SHORT TASK:
Copy the lines of data below word for word, leaving out the pictures.

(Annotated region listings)
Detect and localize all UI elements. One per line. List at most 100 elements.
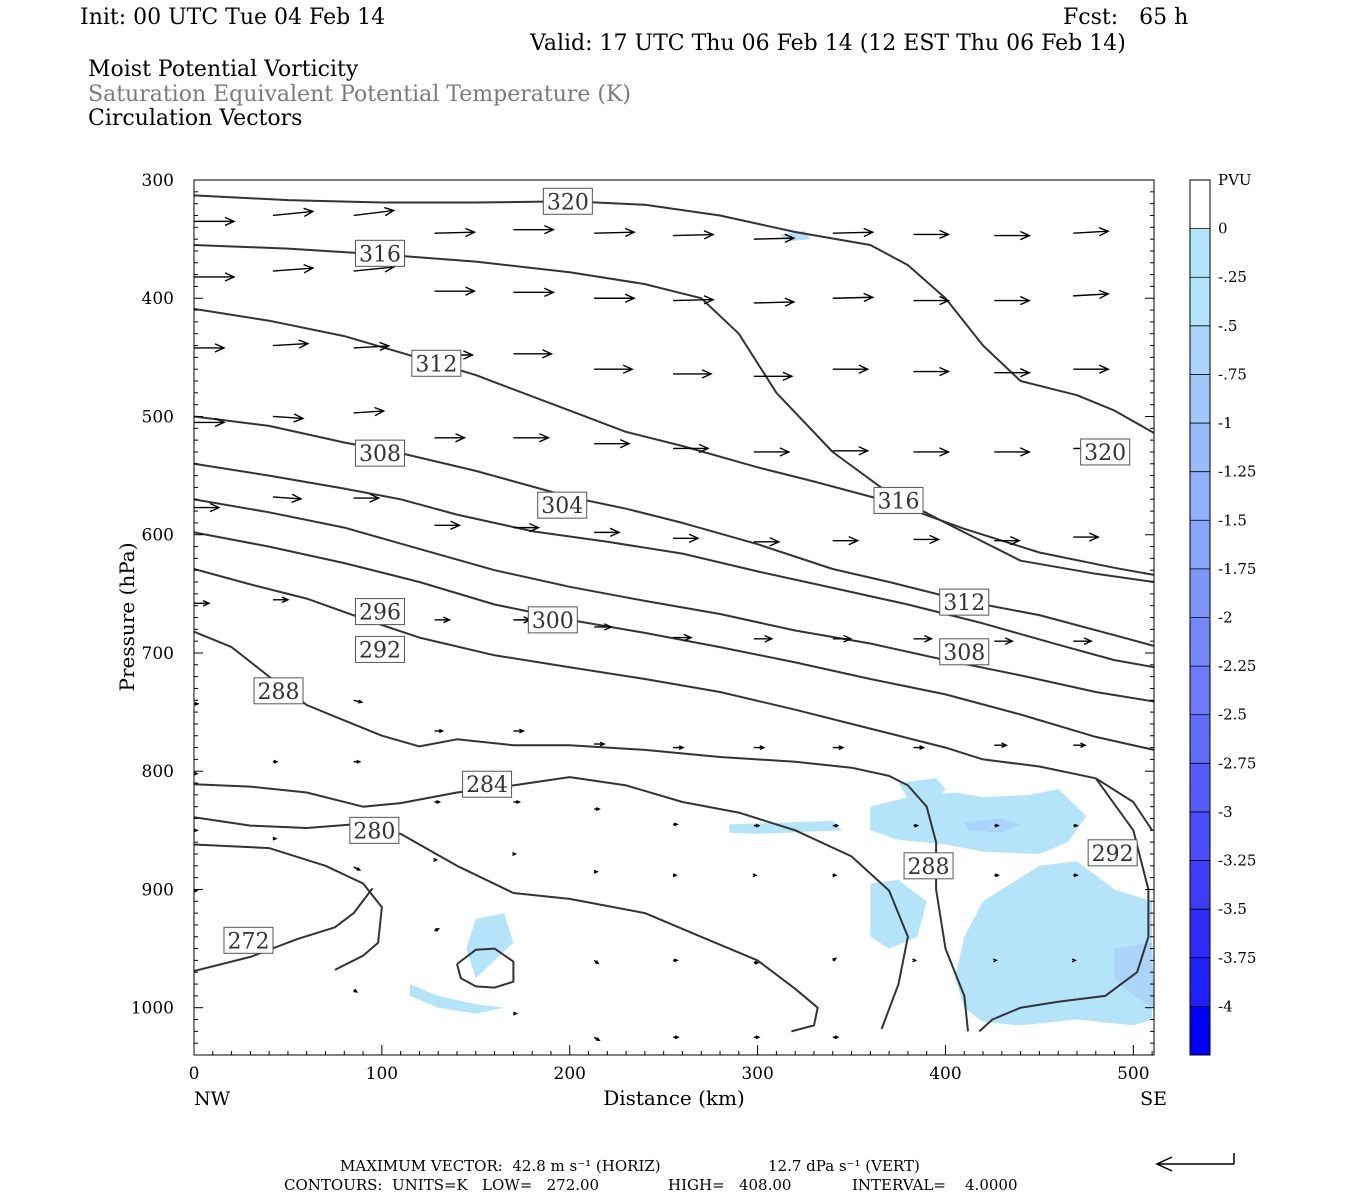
init-time: Init: 00 UTC Tue 04 Feb 14 (80, 5, 386, 30)
contour-label-box (253, 677, 304, 705)
contour-label: 292 (354, 635, 405, 663)
vector-head (752, 873, 758, 878)
colorbar-swatch (1190, 228, 1210, 278)
circulation-vector (994, 873, 1001, 878)
vector-shaft (832, 231, 873, 234)
circulation-vector (1073, 289, 1110, 300)
vector-shaft (272, 342, 308, 347)
contour-label-text: 292 (1092, 842, 1134, 867)
vector-head (919, 745, 926, 751)
vector-head (784, 233, 796, 244)
vector-head (379, 341, 391, 352)
vector-head (542, 349, 554, 359)
contour-info: CONTOURS: UNITS=K LOW= 272.00 (284, 1176, 600, 1194)
vector-head (834, 823, 840, 828)
circulation-vector (513, 728, 526, 734)
vector-head (673, 822, 679, 827)
vector-head (755, 1035, 761, 1040)
contour-label-text: 308 (943, 641, 985, 666)
contour-label-text: 284 (466, 773, 508, 798)
vector-head (619, 438, 631, 449)
circulation-vector (832, 957, 838, 962)
circulation-vector (832, 1035, 840, 1040)
vector-head (754, 960, 760, 965)
vector-head (214, 417, 226, 428)
circulation-vector (594, 293, 636, 303)
contour-label-box (873, 486, 924, 514)
vector-head (863, 227, 875, 238)
colorbar-label: -2.5 (1218, 706, 1247, 724)
circulation-vector (353, 699, 364, 704)
vector-head (599, 741, 606, 747)
y-tick-label: 700 (142, 644, 174, 664)
contour-label: 280 (349, 816, 400, 844)
circulation-vector (753, 371, 794, 381)
vector-head (912, 958, 918, 963)
circulation-vector (1073, 364, 1110, 374)
theta-contour-296 (194, 531, 1154, 751)
contour-label-text: 292 (359, 638, 401, 663)
vector-head (593, 869, 599, 874)
colorbar-swatch (1190, 666, 1210, 715)
colorbar-label: -4 (1218, 997, 1233, 1015)
vector-shaft (753, 237, 794, 240)
vector-head (703, 230, 715, 240)
vector-head (194, 771, 199, 776)
theta-contour-272 (194, 887, 374, 972)
vector-shaft (673, 298, 714, 302)
vector-head (672, 873, 678, 878)
vector-head (995, 823, 1001, 828)
vector-head (1001, 742, 1009, 749)
vector-head (779, 447, 791, 457)
circulation-vector (512, 851, 518, 856)
vector-head (939, 447, 951, 457)
circulation-vector-layer (194, 206, 1110, 1042)
contour-label: 288 (903, 852, 954, 880)
circulation-vector (673, 533, 700, 543)
colorbar-swatch (1190, 277, 1210, 326)
pv-shade-region (898, 778, 946, 801)
circulation-vector (272, 264, 315, 274)
vector-head (272, 836, 278, 841)
field-title-theta: Saturation Equivalent Potential Temperat… (88, 82, 631, 107)
vector-head (516, 799, 522, 804)
valid-time: Valid: 17 UTC Thu 06 Feb 14 (12 EST Thu … (530, 31, 1126, 56)
vector-head (544, 224, 556, 235)
vector-head (353, 988, 359, 993)
circulation-vector (832, 535, 860, 546)
vector-head (993, 958, 999, 963)
circulation-vector (594, 527, 621, 538)
circulation-vector (673, 1035, 680, 1040)
contour-label: 320 (542, 187, 593, 215)
circulation-vector (753, 823, 761, 828)
circulation-vector (272, 596, 290, 604)
circulation-vector (513, 287, 556, 298)
contour-label: 288 (253, 677, 304, 705)
y-tick-label: 800 (142, 762, 174, 782)
vector-head (924, 634, 934, 643)
circulation-vector (993, 958, 999, 963)
colorbar-label: -2.75 (1218, 754, 1256, 772)
colorbar-swatch (1190, 374, 1210, 424)
pv-shade-region (954, 861, 1153, 1026)
circulation-vector (913, 366, 951, 377)
contour-label: 316 (354, 239, 405, 267)
circulation-vector (913, 295, 951, 306)
circulation-vector (353, 759, 362, 764)
contour-label-text: 300 (532, 609, 574, 634)
colorbar-swatch (1190, 957, 1210, 1007)
x-tick-label: 100 (366, 1064, 398, 1084)
vector-head (291, 493, 303, 503)
circulation-vector (194, 502, 221, 513)
circulation-vector (753, 233, 796, 244)
contour-label: 284 (462, 770, 513, 798)
circulation-vector (594, 807, 601, 812)
vector-head (303, 264, 315, 274)
colorbar-swatch (1190, 617, 1210, 667)
x-tick-label: 200 (554, 1064, 586, 1084)
contour-label-box (354, 598, 405, 626)
vector-head (701, 369, 713, 379)
circulation-vector (594, 623, 613, 631)
contour-label: 312 (411, 349, 462, 377)
vector-head (209, 502, 221, 513)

OUTPUT:
Detect and localize all UI elements. One per line. List at most 100 elements.
init-time: Init: 00 UTC Tue 04 Feb 14 (80, 5, 386, 30)
contour-label-box (253, 677, 304, 705)
contour-label: 292 (354, 635, 405, 663)
vector-head (752, 873, 758, 878)
colorbar-swatch (1190, 228, 1210, 278)
circulation-vector (994, 873, 1001, 878)
vector-shaft (832, 231, 873, 234)
circulation-vector (1073, 289, 1110, 300)
vector-shaft (272, 342, 308, 347)
contour-label-text: 292 (1092, 842, 1134, 867)
vector-head (919, 745, 926, 751)
vector-head (784, 233, 796, 244)
vector-head (379, 341, 391, 352)
vector-head (542, 349, 554, 359)
contour-info: CONTOURS: UNITS=K LOW= 272.00 (284, 1176, 600, 1194)
vector-head (834, 823, 840, 828)
circulation-vector (513, 728, 526, 734)
vector-head (673, 822, 679, 827)
vector-head (755, 1035, 761, 1040)
contour-label-text: 308 (943, 641, 985, 666)
contour-label-text: 284 (466, 773, 508, 798)
vector-head (619, 438, 631, 449)
circulation-vector (832, 957, 838, 962)
circulation-vector (832, 1035, 840, 1040)
vector-head (754, 960, 760, 965)
vector-head (214, 417, 226, 428)
circulation-vector (594, 293, 636, 303)
contour-label-box (873, 486, 924, 514)
vector-head (863, 227, 875, 238)
colorbar-label: -2.5 (1218, 706, 1247, 724)
circulation-vector (353, 699, 364, 704)
vector-head (599, 741, 606, 747)
y-tick-label: 700 (142, 644, 174, 664)
contour-label: 280 (349, 816, 400, 844)
circulation-vector (753, 371, 794, 381)
vector-head (912, 958, 918, 963)
circulation-vector (1073, 364, 1110, 374)
theta-contour-296 (194, 531, 1154, 751)
contour-label-text: 292 (359, 638, 401, 663)
vector-head (593, 869, 599, 874)
colorbar-swatch (1190, 666, 1210, 715)
colorbar-label: -4 (1218, 997, 1233, 1015)
vector-shaft (753, 237, 794, 240)
vector-head (703, 230, 715, 240)
vector-head (194, 771, 199, 776)
theta-contour-272 (194, 887, 374, 972)
vector-shaft (673, 298, 714, 302)
vector-head (672, 873, 678, 878)
vector-head (995, 823, 1001, 828)
vector-head (1001, 742, 1009, 749)
vector-head (779, 447, 791, 457)
circulation-vector (512, 851, 518, 856)
vector-head (939, 447, 951, 457)
circulation-vector-layer (194, 206, 1110, 1042)
contour-label: 288 (903, 852, 954, 880)
circulation-vector (673, 533, 700, 543)
colorbar-swatch (1190, 277, 1210, 326)
pv-shade-region (898, 778, 946, 801)
circulation-vector (272, 264, 315, 274)
vector-head (272, 836, 278, 841)
field-title-theta: Saturation Equivalent Potential Temperat… (88, 82, 631, 107)
vector-head (516, 799, 522, 804)
valid-time: Valid: 17 UTC Thu 06 Feb 14 (12 EST Thu … (530, 31, 1126, 56)
vector-head (544, 224, 556, 235)
vector-head (353, 988, 359, 993)
circulation-vector (832, 535, 860, 546)
vector-head (993, 958, 999, 963)
circulation-vector (594, 527, 621, 538)
circulation-vector (673, 1035, 680, 1040)
contour-label: 320 (542, 187, 593, 215)
circulation-vector (753, 823, 761, 828)
circulation-vector (272, 596, 290, 604)
circulation-vector (513, 287, 556, 298)
contour-label: 288 (253, 677, 304, 705)
y-tick-label: 800 (142, 762, 174, 782)
vector-head (924, 634, 934, 643)
circulation-vector (993, 958, 999, 963)
colorbar-label: -2.75 (1218, 754, 1256, 772)
colorbar-swatch (1190, 374, 1210, 424)
pv-shade-region (954, 861, 1153, 1026)
circulation-vector (913, 366, 951, 377)
contour-label: 316 (354, 239, 405, 267)
circulation-vector (913, 295, 951, 306)
circulation-vector (353, 759, 362, 764)
contour-label-text: 300 (532, 609, 574, 634)
colorbar-swatch (1190, 957, 1210, 1007)
x-tick-label: 100 (366, 1064, 398, 1084)
vector-head (291, 493, 303, 503)
circulation-vector (194, 502, 221, 513)
circulation-vector (753, 233, 796, 244)
contour-label: 284 (462, 770, 513, 798)
circulation-vector (594, 807, 601, 812)
vector-head (303, 264, 315, 274)
colorbar-swatch (1190, 617, 1210, 667)
x-tick-label: 200 (554, 1064, 586, 1084)
contour-label-box (354, 598, 405, 626)
vector-head (701, 369, 713, 379)
circulation-vector (594, 623, 613, 631)
contour-label: 312 (411, 349, 462, 377)
vector-head (209, 502, 221, 513)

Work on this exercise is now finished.